=== Record list ===

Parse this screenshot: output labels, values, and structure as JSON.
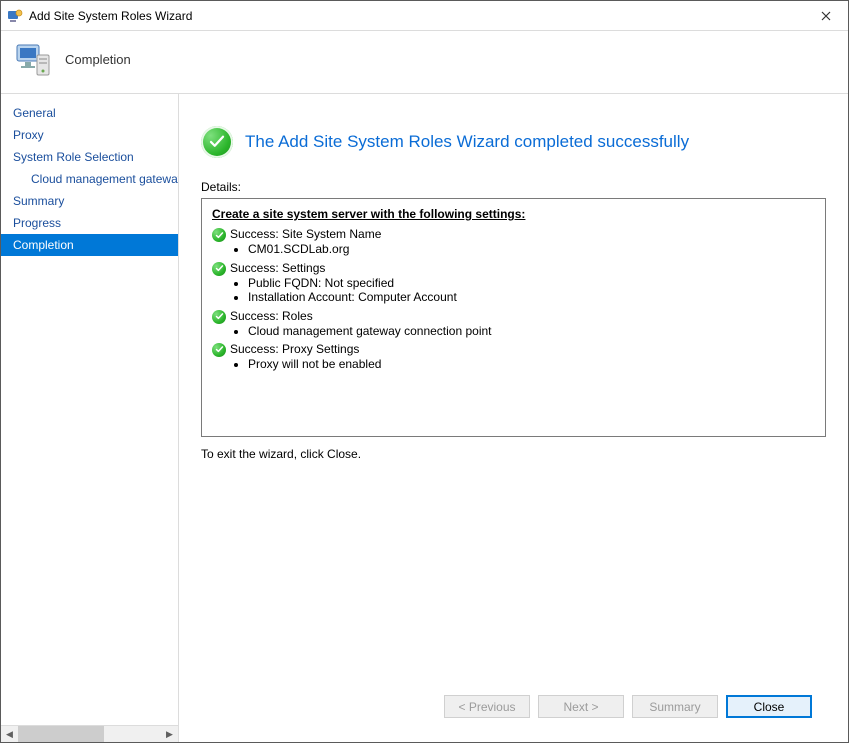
{
  "window": {
    "title": "Add Site System Roles Wizard"
  },
  "header": {
    "stage_title": "Completion"
  },
  "sidebar": {
    "items": [
      {
        "label": "General",
        "sub": false
      },
      {
        "label": "Proxy",
        "sub": false
      },
      {
        "label": "System Role Selection",
        "sub": false
      },
      {
        "label": "Cloud management gateway connection point",
        "sub": true
      },
      {
        "label": "Summary",
        "sub": false
      },
      {
        "label": "Progress",
        "sub": false
      },
      {
        "label": "Completion",
        "sub": false
      }
    ],
    "selected_index": 6
  },
  "content": {
    "success_heading": "The Add Site System Roles Wizard completed successfully",
    "details_label": "Details:",
    "box_heading": "Create a site system server with the following settings:",
    "sections": [
      {
        "title": "Success: Site System Name",
        "bullets": [
          "CM01.SCDLab.org"
        ]
      },
      {
        "title": "Success: Settings",
        "bullets": [
          "Public FQDN: Not specified",
          "Installation Account: Computer Account"
        ]
      },
      {
        "title": "Success: Roles",
        "bullets": [
          "Cloud management gateway connection point"
        ]
      },
      {
        "title": "Success: Proxy Settings",
        "bullets": [
          "Proxy will not be enabled"
        ]
      }
    ],
    "exit_hint": "To exit the wizard, click Close."
  },
  "footer": {
    "previous": "< Previous",
    "next": "Next >",
    "summary": "Summary",
    "close": "Close"
  }
}
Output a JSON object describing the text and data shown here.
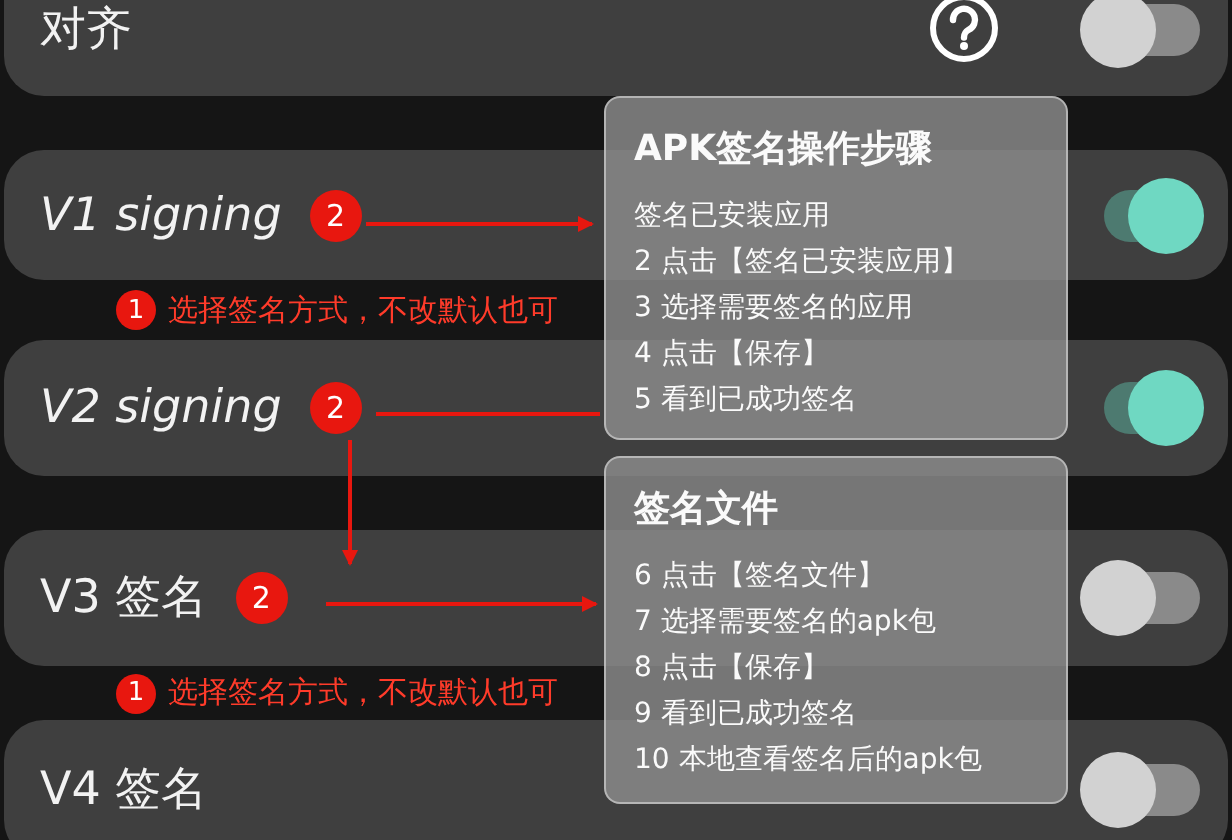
{
  "rows": [
    {
      "label": "对齐",
      "italic": false,
      "help": true,
      "on": false
    },
    {
      "label": "V1 signing",
      "italic": true,
      "help": false,
      "on": true,
      "badge": "2",
      "note": {
        "number": "1",
        "text": "选择签名方式，不改默认也可"
      }
    },
    {
      "label": "V2 signing",
      "italic": true,
      "help": false,
      "on": true,
      "badge": "2"
    },
    {
      "label": "V3 签名",
      "italic": false,
      "help": false,
      "on": false,
      "badge": "2",
      "note": {
        "number": "1",
        "text": "选择签名方式，不改默认也可"
      }
    },
    {
      "label": "V4 签名",
      "italic": false,
      "help": false,
      "on": false
    }
  ],
  "panels": [
    {
      "title": "APK签名操作步骤",
      "steps": [
        "签名已安装应用",
        "2 点击【签名已安装应用】",
        "3 选择需要签名的应用",
        "4 点击【保存】",
        "5 看到已成功签名"
      ]
    },
    {
      "title": "签名文件",
      "steps": [
        "6 点击【签名文件】",
        "7 选择需要签名的apk包",
        "8 点击【保存】",
        "9 看到已成功签名",
        "10 本地查看签名后的apk包"
      ]
    }
  ]
}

===

### What you should do
Without the pictures, transcribe the listing above exactly.

### Exercise answer
Parse this screenshot: output labels, values, and structure as JSON.
{
  "window": {
    "title": "Add Site System Roles Wizard"
  },
  "header": {
    "stage_title": "Completion"
  },
  "sidebar": {
    "items": [
      {
        "label": "General",
        "sub": false
      },
      {
        "label": "Proxy",
        "sub": false
      },
      {
        "label": "System Role Selection",
        "sub": false
      },
      {
        "label": "Cloud management gateway connection point",
        "sub": true
      },
      {
        "label": "Summary",
        "sub": false
      },
      {
        "label": "Progress",
        "sub": false
      },
      {
        "label": "Completion",
        "sub": false
      }
    ],
    "selected_index": 6
  },
  "content": {
    "success_heading": "The Add Site System Roles Wizard completed successfully",
    "details_label": "Details:",
    "box_heading": "Create a site system server with the following settings:",
    "sections": [
      {
        "title": "Success: Site System Name",
        "bullets": [
          "CM01.SCDLab.org"
        ]
      },
      {
        "title": "Success: Settings",
        "bullets": [
          "Public FQDN: Not specified",
          "Installation Account: Computer Account"
        ]
      },
      {
        "title": "Success: Roles",
        "bullets": [
          "Cloud management gateway connection point"
        ]
      },
      {
        "title": "Success: Proxy Settings",
        "bullets": [
          "Proxy will not be enabled"
        ]
      }
    ],
    "exit_hint": "To exit the wizard, click Close."
  },
  "footer": {
    "previous": "< Previous",
    "next": "Next >",
    "summary": "Summary",
    "close": "Close"
  }
}
Output a JSON object describing the text and data shown here.
{
  "rows": [
    {
      "label": "对齐",
      "italic": false,
      "help": true,
      "on": false
    },
    {
      "label": "V1 signing",
      "italic": true,
      "help": false,
      "on": true,
      "badge": "2",
      "note": {
        "number": "1",
        "text": "选择签名方式，不改默认也可"
      }
    },
    {
      "label": "V2 signing",
      "italic": true,
      "help": false,
      "on": true,
      "badge": "2"
    },
    {
      "label": "V3 签名",
      "italic": false,
      "help": false,
      "on": false,
      "badge": "2",
      "note": {
        "number": "1",
        "text": "选择签名方式，不改默认也可"
      }
    },
    {
      "label": "V4 签名",
      "italic": false,
      "help": false,
      "on": false
    }
  ],
  "panels": [
    {
      "title": "APK签名操作步骤",
      "steps": [
        "签名已安装应用",
        "2 点击【签名已安装应用】",
        "3 选择需要签名的应用",
        "4 点击【保存】",
        "5 看到已成功签名"
      ]
    },
    {
      "title": "签名文件",
      "steps": [
        "6 点击【签名文件】",
        "7 选择需要签名的apk包",
        "8 点击【保存】",
        "9 看到已成功签名",
        "10 本地查看签名后的apk包"
      ]
    }
  ]
}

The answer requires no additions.